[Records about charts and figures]

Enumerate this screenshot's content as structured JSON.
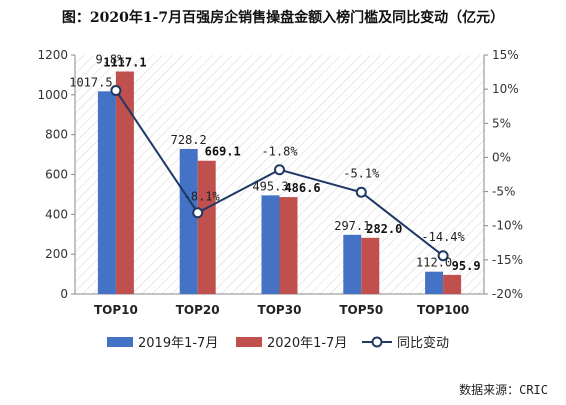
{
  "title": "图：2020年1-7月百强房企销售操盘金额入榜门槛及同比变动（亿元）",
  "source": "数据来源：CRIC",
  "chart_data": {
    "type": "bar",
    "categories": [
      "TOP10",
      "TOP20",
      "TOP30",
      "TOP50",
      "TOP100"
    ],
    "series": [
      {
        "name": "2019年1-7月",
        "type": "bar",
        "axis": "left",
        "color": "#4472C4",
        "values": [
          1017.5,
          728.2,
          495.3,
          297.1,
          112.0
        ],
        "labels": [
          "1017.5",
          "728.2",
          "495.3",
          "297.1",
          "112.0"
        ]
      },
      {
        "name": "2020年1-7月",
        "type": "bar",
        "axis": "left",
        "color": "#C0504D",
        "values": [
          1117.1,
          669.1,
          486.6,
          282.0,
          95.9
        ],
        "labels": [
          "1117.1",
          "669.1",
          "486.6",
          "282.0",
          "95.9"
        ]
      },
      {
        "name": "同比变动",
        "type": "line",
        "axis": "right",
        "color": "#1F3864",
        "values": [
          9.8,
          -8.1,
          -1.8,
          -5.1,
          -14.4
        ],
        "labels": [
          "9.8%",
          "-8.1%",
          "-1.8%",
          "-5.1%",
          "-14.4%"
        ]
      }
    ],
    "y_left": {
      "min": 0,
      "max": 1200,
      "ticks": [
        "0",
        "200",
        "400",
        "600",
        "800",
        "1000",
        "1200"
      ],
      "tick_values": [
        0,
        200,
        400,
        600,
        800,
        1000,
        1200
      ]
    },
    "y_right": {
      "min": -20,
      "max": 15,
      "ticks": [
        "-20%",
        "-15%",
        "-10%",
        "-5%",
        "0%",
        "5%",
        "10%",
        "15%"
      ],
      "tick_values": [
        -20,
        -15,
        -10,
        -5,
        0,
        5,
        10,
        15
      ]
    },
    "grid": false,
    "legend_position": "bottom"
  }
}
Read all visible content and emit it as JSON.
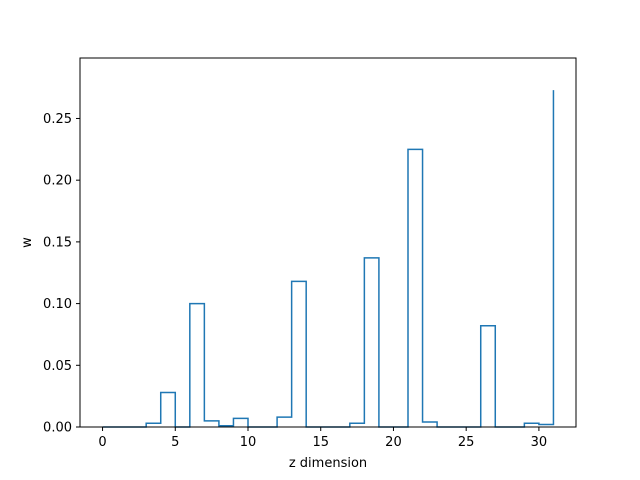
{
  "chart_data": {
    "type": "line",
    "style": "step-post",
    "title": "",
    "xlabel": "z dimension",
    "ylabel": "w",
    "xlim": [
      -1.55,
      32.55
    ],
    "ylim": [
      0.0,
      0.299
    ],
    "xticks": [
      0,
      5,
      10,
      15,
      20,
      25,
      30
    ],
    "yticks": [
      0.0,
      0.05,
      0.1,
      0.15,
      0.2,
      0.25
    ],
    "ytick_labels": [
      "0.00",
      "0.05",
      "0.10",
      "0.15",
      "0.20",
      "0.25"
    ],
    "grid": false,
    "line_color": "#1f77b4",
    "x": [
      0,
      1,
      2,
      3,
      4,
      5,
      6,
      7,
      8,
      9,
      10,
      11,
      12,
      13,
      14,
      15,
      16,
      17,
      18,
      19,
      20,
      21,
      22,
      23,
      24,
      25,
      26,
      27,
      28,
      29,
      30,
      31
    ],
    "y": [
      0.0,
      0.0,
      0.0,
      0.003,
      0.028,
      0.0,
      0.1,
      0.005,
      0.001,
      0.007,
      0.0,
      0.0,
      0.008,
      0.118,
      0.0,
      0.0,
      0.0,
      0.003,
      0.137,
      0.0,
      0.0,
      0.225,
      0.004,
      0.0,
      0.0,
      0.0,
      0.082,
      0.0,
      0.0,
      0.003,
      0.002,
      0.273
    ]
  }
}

## What you are asked to do
From the records given above, reproduce all text exactly and exclude each picture.

## Response to the task
Enumerate this screenshot's content as structured JSON.
{
  "title": "图：2020年1-7月百强房企销售操盘金额入榜门槛及同比变动（亿元）",
  "source": "数据来源：CRIC",
  "chart_data": {
    "type": "bar",
    "categories": [
      "TOP10",
      "TOP20",
      "TOP30",
      "TOP50",
      "TOP100"
    ],
    "series": [
      {
        "name": "2019年1-7月",
        "type": "bar",
        "axis": "left",
        "color": "#4472C4",
        "values": [
          1017.5,
          728.2,
          495.3,
          297.1,
          112.0
        ],
        "labels": [
          "1017.5",
          "728.2",
          "495.3",
          "297.1",
          "112.0"
        ]
      },
      {
        "name": "2020年1-7月",
        "type": "bar",
        "axis": "left",
        "color": "#C0504D",
        "values": [
          1117.1,
          669.1,
          486.6,
          282.0,
          95.9
        ],
        "labels": [
          "1117.1",
          "669.1",
          "486.6",
          "282.0",
          "95.9"
        ]
      },
      {
        "name": "同比变动",
        "type": "line",
        "axis": "right",
        "color": "#1F3864",
        "values": [
          9.8,
          -8.1,
          -1.8,
          -5.1,
          -14.4
        ],
        "labels": [
          "9.8%",
          "-8.1%",
          "-1.8%",
          "-5.1%",
          "-14.4%"
        ]
      }
    ],
    "y_left": {
      "min": 0,
      "max": 1200,
      "ticks": [
        "0",
        "200",
        "400",
        "600",
        "800",
        "1000",
        "1200"
      ],
      "tick_values": [
        0,
        200,
        400,
        600,
        800,
        1000,
        1200
      ]
    },
    "y_right": {
      "min": -20,
      "max": 15,
      "ticks": [
        "-20%",
        "-15%",
        "-10%",
        "-5%",
        "0%",
        "5%",
        "10%",
        "15%"
      ],
      "tick_values": [
        -20,
        -15,
        -10,
        -5,
        0,
        5,
        10,
        15
      ]
    },
    "grid": false,
    "legend_position": "bottom"
  }
}
Read all visible content and emit it as JSON.
{
  "chart_data": {
    "type": "line",
    "style": "step-post",
    "title": "",
    "xlabel": "z dimension",
    "ylabel": "w",
    "xlim": [
      -1.55,
      32.55
    ],
    "ylim": [
      0.0,
      0.299
    ],
    "xticks": [
      0,
      5,
      10,
      15,
      20,
      25,
      30
    ],
    "yticks": [
      0.0,
      0.05,
      0.1,
      0.15,
      0.2,
      0.25
    ],
    "ytick_labels": [
      "0.00",
      "0.05",
      "0.10",
      "0.15",
      "0.20",
      "0.25"
    ],
    "grid": false,
    "line_color": "#1f77b4",
    "x": [
      0,
      1,
      2,
      3,
      4,
      5,
      6,
      7,
      8,
      9,
      10,
      11,
      12,
      13,
      14,
      15,
      16,
      17,
      18,
      19,
      20,
      21,
      22,
      23,
      24,
      25,
      26,
      27,
      28,
      29,
      30,
      31
    ],
    "y": [
      0.0,
      0.0,
      0.0,
      0.003,
      0.028,
      0.0,
      0.1,
      0.005,
      0.001,
      0.007,
      0.0,
      0.0,
      0.008,
      0.118,
      0.0,
      0.0,
      0.0,
      0.003,
      0.137,
      0.0,
      0.0,
      0.225,
      0.004,
      0.0,
      0.0,
      0.0,
      0.082,
      0.0,
      0.0,
      0.003,
      0.002,
      0.273
    ]
  }
}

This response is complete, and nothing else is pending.